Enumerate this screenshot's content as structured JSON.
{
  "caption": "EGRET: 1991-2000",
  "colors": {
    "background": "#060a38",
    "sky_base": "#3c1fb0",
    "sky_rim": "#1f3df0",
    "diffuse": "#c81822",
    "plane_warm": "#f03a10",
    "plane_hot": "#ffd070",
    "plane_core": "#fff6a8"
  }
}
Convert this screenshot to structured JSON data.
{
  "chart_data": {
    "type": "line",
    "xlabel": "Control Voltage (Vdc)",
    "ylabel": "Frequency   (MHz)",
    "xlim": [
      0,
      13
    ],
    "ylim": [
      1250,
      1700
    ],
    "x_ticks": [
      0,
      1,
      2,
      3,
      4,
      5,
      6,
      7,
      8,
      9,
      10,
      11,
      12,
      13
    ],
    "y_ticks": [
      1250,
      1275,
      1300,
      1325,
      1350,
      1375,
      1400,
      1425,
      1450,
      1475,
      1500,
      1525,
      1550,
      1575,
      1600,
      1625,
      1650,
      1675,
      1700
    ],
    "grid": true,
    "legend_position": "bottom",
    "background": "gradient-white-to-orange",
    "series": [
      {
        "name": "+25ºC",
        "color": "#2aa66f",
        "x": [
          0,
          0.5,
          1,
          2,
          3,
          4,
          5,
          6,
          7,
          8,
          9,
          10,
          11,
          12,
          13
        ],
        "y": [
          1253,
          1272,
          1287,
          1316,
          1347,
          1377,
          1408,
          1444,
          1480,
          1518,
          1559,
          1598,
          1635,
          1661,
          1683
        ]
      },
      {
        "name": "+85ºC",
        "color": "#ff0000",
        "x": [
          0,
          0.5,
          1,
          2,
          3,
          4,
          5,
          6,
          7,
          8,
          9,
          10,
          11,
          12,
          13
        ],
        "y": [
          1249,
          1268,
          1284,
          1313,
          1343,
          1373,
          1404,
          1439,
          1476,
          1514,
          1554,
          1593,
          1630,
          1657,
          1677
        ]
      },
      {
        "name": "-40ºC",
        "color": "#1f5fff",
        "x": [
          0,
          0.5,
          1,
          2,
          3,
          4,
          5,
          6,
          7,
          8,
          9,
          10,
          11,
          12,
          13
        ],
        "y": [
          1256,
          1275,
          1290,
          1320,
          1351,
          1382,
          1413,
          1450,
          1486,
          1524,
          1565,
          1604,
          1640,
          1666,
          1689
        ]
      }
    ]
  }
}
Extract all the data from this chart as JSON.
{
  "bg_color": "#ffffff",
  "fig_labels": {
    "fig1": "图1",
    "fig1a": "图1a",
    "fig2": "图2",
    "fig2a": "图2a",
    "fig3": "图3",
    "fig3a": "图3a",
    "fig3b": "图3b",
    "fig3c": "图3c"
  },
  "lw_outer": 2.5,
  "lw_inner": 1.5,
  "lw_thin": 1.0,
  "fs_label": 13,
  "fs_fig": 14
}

**REQUEST**:
Copy every line from the records above that contains the word "background".

**TASK SOLUTION**:
    "background": "#060a38",
    "background": "gradient-white-to-orange",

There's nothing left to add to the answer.